**** INPUT

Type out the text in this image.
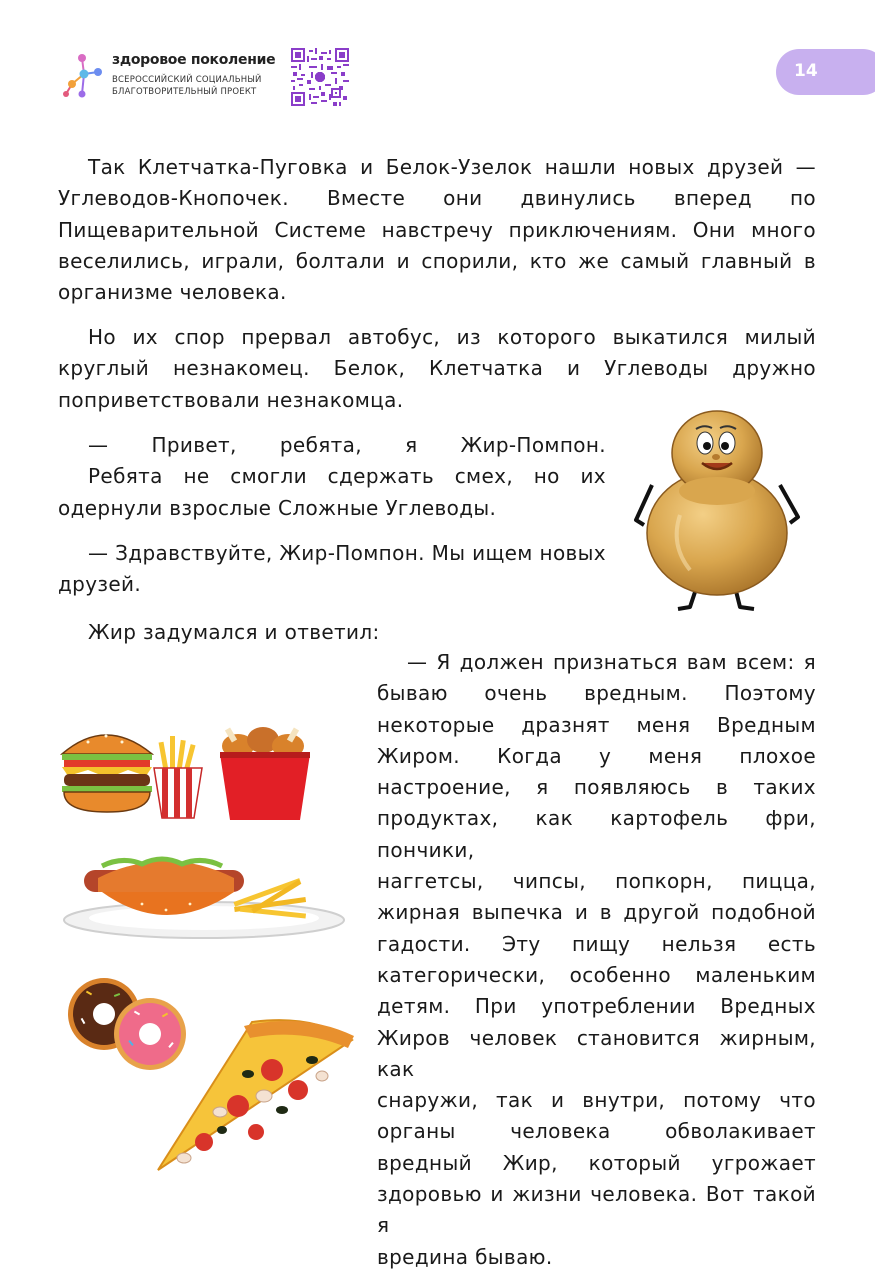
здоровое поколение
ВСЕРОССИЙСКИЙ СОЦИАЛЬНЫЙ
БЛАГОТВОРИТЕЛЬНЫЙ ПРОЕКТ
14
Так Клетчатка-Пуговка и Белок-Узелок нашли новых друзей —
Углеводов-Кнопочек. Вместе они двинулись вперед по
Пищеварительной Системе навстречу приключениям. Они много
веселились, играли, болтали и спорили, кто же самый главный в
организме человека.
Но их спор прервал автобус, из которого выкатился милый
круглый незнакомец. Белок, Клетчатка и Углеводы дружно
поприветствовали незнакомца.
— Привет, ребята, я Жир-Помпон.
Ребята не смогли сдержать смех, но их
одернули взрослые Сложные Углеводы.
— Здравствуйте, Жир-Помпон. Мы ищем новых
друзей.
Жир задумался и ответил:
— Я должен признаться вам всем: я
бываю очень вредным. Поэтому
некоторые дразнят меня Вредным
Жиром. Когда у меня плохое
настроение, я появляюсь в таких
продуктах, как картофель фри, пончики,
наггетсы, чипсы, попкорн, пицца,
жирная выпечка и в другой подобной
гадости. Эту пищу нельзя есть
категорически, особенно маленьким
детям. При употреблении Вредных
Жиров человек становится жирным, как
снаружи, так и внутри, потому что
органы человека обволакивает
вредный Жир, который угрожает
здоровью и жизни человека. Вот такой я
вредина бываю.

********

- [THE TASK]
Identify each line in the records above containing the word "меня"; copy those lines.

- [THE REPLY]
некоторые дразнят меня Вредным
Жиром. Когда у меня плохое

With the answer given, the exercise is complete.